**Do this**
For each line below that contains the string "Matsson", copy that line.
-- BEGIN Extracted data --
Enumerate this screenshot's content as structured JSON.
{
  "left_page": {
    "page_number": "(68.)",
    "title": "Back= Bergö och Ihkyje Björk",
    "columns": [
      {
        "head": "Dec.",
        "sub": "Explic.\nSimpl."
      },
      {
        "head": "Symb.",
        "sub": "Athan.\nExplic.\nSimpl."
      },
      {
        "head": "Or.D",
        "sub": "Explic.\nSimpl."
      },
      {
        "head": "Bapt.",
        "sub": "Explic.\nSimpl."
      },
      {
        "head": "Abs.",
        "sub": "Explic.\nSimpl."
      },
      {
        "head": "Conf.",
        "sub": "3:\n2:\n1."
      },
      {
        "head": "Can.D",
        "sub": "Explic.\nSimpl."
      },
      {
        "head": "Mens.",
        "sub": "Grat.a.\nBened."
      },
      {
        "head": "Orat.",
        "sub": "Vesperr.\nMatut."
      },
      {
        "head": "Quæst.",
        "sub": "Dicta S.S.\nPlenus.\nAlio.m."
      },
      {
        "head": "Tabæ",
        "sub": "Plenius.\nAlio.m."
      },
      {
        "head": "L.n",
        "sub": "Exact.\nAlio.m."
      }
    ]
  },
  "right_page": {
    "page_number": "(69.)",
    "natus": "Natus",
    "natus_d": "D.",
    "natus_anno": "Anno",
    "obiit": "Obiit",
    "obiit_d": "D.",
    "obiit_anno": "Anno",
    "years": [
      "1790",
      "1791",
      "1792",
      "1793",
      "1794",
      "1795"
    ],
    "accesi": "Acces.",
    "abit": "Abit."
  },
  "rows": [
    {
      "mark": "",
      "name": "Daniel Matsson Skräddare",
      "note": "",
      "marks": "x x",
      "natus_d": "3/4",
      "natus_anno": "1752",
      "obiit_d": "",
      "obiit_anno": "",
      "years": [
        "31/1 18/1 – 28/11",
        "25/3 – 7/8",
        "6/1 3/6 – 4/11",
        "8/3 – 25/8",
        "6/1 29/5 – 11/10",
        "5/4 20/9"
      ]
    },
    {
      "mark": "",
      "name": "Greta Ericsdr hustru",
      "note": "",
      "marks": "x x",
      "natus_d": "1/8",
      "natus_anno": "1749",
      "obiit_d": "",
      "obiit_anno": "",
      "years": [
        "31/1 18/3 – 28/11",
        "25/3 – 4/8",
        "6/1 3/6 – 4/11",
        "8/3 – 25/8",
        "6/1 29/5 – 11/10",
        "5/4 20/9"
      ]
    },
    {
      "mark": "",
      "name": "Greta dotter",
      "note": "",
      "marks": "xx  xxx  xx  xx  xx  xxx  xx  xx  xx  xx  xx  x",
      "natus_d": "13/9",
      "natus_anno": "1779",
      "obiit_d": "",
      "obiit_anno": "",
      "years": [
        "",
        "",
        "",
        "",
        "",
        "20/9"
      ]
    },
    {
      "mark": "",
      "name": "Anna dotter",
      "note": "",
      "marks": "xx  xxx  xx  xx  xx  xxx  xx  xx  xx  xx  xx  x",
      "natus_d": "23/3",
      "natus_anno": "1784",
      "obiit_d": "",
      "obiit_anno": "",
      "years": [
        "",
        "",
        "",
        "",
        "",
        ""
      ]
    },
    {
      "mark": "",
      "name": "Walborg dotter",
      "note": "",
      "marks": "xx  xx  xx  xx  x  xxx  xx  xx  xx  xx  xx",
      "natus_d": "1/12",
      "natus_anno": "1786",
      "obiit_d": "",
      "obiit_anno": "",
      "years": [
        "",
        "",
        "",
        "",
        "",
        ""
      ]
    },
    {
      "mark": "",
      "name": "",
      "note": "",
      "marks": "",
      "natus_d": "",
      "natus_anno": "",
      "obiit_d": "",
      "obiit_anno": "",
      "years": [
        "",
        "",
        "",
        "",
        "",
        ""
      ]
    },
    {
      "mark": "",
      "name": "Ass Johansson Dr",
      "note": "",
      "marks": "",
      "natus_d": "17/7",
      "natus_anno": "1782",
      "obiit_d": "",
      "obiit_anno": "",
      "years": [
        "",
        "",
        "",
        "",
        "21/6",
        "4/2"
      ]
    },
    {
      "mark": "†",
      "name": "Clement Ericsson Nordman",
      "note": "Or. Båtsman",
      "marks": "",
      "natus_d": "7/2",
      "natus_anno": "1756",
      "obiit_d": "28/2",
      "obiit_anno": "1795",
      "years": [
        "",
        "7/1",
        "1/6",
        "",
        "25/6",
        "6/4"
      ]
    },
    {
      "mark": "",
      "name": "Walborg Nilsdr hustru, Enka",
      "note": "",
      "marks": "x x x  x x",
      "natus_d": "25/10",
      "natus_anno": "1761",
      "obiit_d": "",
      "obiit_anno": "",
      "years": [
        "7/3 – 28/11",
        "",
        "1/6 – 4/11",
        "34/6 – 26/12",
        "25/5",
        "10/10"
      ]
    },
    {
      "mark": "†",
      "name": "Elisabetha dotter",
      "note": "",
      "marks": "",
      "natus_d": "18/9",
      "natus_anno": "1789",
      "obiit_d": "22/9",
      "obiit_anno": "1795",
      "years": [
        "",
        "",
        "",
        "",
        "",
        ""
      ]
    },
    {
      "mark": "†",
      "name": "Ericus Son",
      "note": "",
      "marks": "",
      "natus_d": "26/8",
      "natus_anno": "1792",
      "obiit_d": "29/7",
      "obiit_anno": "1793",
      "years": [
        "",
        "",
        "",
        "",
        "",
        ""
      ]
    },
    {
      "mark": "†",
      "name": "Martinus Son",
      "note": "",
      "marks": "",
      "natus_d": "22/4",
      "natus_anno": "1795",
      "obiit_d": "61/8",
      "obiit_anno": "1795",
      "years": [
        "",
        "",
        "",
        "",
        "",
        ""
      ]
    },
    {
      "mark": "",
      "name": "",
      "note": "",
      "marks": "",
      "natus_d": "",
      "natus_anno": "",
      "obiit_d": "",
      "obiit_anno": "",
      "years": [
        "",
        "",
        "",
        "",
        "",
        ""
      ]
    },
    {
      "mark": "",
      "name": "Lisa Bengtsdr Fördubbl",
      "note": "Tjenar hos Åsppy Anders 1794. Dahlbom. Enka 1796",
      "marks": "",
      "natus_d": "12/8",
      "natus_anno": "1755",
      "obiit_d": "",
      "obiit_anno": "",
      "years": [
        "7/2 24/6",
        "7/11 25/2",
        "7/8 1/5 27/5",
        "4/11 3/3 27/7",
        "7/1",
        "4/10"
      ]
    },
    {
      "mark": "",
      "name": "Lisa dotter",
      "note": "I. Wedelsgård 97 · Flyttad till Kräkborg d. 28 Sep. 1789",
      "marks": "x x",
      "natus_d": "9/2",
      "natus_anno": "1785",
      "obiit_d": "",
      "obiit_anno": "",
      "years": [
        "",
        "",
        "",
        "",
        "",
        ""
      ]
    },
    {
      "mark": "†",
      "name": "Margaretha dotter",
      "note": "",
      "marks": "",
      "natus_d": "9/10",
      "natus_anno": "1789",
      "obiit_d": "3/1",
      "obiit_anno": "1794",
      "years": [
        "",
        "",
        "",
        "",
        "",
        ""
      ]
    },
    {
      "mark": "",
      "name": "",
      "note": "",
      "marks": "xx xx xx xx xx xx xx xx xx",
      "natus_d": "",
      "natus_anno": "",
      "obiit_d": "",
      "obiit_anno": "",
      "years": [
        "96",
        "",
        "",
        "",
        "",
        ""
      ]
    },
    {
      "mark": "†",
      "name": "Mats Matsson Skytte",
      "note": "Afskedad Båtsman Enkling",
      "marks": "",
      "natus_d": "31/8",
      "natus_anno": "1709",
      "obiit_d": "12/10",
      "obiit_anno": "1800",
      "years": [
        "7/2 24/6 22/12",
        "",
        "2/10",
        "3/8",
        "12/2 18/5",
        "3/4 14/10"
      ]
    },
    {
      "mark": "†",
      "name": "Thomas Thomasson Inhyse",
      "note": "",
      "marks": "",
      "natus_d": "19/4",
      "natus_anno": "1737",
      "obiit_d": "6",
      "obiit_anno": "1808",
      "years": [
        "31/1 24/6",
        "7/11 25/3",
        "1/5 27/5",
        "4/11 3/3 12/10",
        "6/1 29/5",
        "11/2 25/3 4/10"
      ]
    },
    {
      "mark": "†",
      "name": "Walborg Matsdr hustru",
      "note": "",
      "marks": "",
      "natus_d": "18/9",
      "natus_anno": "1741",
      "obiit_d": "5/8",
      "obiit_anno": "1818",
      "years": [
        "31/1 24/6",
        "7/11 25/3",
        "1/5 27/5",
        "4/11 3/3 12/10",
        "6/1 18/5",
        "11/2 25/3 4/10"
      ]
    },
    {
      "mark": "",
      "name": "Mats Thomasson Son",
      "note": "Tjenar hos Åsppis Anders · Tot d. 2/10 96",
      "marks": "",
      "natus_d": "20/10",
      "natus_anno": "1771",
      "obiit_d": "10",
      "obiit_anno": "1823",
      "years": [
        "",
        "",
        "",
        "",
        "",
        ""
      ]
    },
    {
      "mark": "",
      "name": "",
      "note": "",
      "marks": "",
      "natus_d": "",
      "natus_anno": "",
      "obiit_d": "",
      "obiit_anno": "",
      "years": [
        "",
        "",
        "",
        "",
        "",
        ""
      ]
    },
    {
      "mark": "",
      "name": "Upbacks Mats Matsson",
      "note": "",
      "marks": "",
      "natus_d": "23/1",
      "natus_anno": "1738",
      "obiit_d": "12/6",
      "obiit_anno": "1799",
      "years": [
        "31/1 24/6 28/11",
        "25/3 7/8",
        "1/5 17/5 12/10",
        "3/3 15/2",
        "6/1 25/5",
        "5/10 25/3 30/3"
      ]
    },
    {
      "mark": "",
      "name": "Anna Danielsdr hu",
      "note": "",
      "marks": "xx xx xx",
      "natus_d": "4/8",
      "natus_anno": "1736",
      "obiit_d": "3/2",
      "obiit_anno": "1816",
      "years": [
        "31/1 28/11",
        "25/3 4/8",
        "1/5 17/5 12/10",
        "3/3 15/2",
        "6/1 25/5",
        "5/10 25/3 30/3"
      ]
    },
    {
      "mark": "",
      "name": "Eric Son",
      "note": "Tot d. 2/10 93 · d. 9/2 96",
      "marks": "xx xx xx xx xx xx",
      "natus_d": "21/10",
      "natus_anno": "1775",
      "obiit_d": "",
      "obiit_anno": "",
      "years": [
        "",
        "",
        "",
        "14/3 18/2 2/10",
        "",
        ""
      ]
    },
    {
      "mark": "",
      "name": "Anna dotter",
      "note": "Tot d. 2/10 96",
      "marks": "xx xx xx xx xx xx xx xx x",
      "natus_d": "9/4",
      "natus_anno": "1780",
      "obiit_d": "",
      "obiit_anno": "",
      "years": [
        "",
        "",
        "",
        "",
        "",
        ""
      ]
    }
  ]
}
-- END Extracted data --
**Written response**
      "name": "Daniel Matsson Skräddare",
      "name": "Mats Matsson Skytte",
      "name": "Upbacks Mats Matsson",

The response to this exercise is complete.